[Data shown]:
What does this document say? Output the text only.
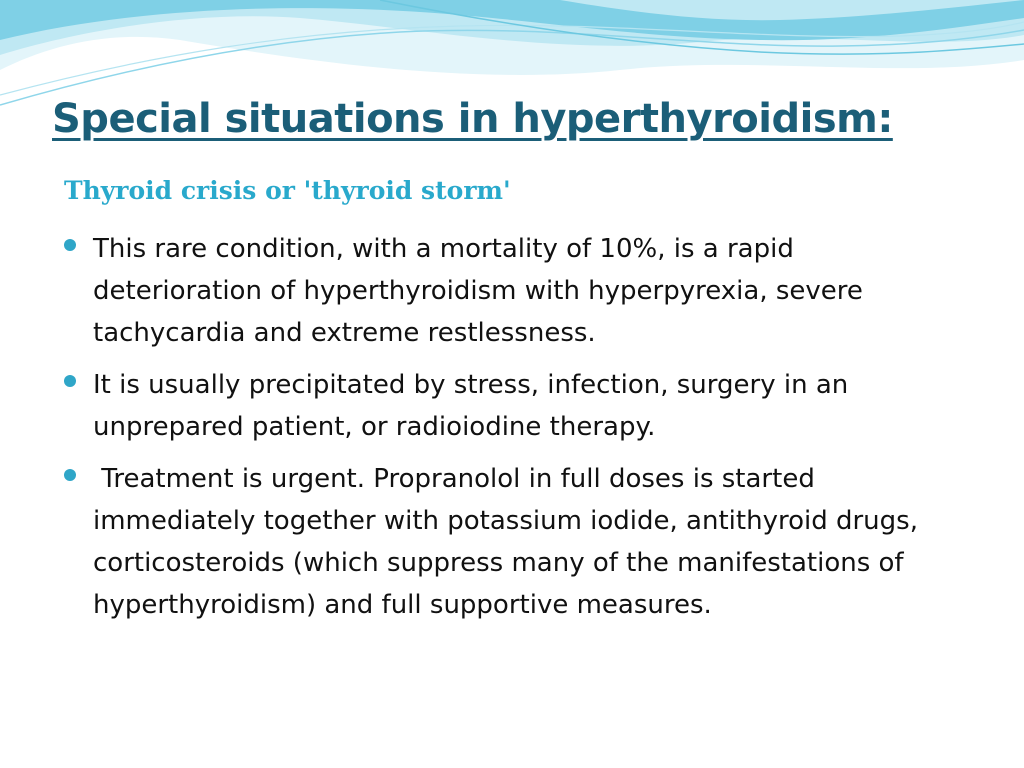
Special situations in hyperthyroidism:
Thyroid crisis or 'thyroid storm'
This rare condition, with a mortality of 10%, is a rapid deterioration of hyperthyroidism with hyperpyrexia, severe tachycardia and extreme restlessness.
It is usually precipitated by stress, infection, surgery in an unprepared patient, or radioiodine therapy.
Treatment is urgent. Propranolol in full doses is started immediately together with potassium iodide, antithyroid drugs, corticosteroids (which suppress many of the manifestations of hyperthyroidism) and full supportive measures.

[What you should do]: Exactly as written, return every line of the listing, but not the pictures.

[Solution]:
What does this document say? Output the text only.
Special situations in hyperthyroidism:
Thyroid crisis or 'thyroid storm'
This rare condition, with a mortality of 10%, is a rapid deterioration of hyperthyroidism with hyperpyrexia, severe tachycardia and extreme restlessness.
It is usually precipitated by stress, infection, surgery in an unprepared patient, or radioiodine therapy.
Treatment is urgent. Propranolol in full doses is started immediately together with potassium iodide, antithyroid drugs, corticosteroids (which suppress many of the manifestations of hyperthyroidism) and full supportive measures.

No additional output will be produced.